### Directions
Print all of the data exactly as written.

···

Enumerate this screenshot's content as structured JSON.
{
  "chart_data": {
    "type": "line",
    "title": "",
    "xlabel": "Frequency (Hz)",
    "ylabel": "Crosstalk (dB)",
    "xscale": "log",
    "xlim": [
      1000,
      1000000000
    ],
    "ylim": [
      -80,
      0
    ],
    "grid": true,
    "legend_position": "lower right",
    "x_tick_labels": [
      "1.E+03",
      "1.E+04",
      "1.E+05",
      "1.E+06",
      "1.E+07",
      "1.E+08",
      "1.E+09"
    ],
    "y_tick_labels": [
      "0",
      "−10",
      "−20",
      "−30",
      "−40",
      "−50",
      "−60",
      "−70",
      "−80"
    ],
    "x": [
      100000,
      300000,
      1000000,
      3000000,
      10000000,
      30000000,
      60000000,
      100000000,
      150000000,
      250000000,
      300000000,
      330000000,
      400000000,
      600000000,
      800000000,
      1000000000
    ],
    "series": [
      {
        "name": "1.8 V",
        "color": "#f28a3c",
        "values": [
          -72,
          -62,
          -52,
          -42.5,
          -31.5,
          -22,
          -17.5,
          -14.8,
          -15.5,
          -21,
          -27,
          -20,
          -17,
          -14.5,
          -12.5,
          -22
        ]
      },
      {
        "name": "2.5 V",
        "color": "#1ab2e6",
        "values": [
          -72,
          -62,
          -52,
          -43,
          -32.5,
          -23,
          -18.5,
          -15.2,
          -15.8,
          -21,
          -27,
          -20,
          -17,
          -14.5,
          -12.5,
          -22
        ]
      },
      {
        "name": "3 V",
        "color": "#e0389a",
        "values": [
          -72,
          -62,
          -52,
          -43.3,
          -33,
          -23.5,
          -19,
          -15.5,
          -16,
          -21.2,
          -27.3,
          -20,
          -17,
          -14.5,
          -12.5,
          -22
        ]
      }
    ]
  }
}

···

### The result
Enumerate this screenshot's content as structured JSON.
{
  "chart_data": {
    "type": "line",
    "title": "",
    "xlabel": "Frequency (Hz)",
    "ylabel": "Crosstalk (dB)",
    "xscale": "log",
    "xlim": [
      1000,
      1000000000
    ],
    "ylim": [
      -80,
      0
    ],
    "grid": true,
    "legend_position": "lower right",
    "x_tick_labels": [
      "1.E+03",
      "1.E+04",
      "1.E+05",
      "1.E+06",
      "1.E+07",
      "1.E+08",
      "1.E+09"
    ],
    "y_tick_labels": [
      "0",
      "−10",
      "−20",
      "−30",
      "−40",
      "−50",
      "−60",
      "−70",
      "−80"
    ],
    "x": [
      100000,
      300000,
      1000000,
      3000000,
      10000000,
      30000000,
      60000000,
      100000000,
      150000000,
      250000000,
      300000000,
      330000000,
      400000000,
      600000000,
      800000000,
      1000000000
    ],
    "series": [
      {
        "name": "1.8 V",
        "color": "#f28a3c",
        "values": [
          -72,
          -62,
          -52,
          -42.5,
          -31.5,
          -22,
          -17.5,
          -14.8,
          -15.5,
          -21,
          -27,
          -20,
          -17,
          -14.5,
          -12.5,
          -22
        ]
      },
      {
        "name": "2.5 V",
        "color": "#1ab2e6",
        "values": [
          -72,
          -62,
          -52,
          -43,
          -32.5,
          -23,
          -18.5,
          -15.2,
          -15.8,
          -21,
          -27,
          -20,
          -17,
          -14.5,
          -12.5,
          -22
        ]
      },
      {
        "name": "3 V",
        "color": "#e0389a",
        "values": [
          -72,
          -62,
          -52,
          -43.3,
          -33,
          -23.5,
          -19,
          -15.5,
          -16,
          -21.2,
          -27.3,
          -20,
          -17,
          -14.5,
          -12.5,
          -22
        ]
      }
    ]
  }
}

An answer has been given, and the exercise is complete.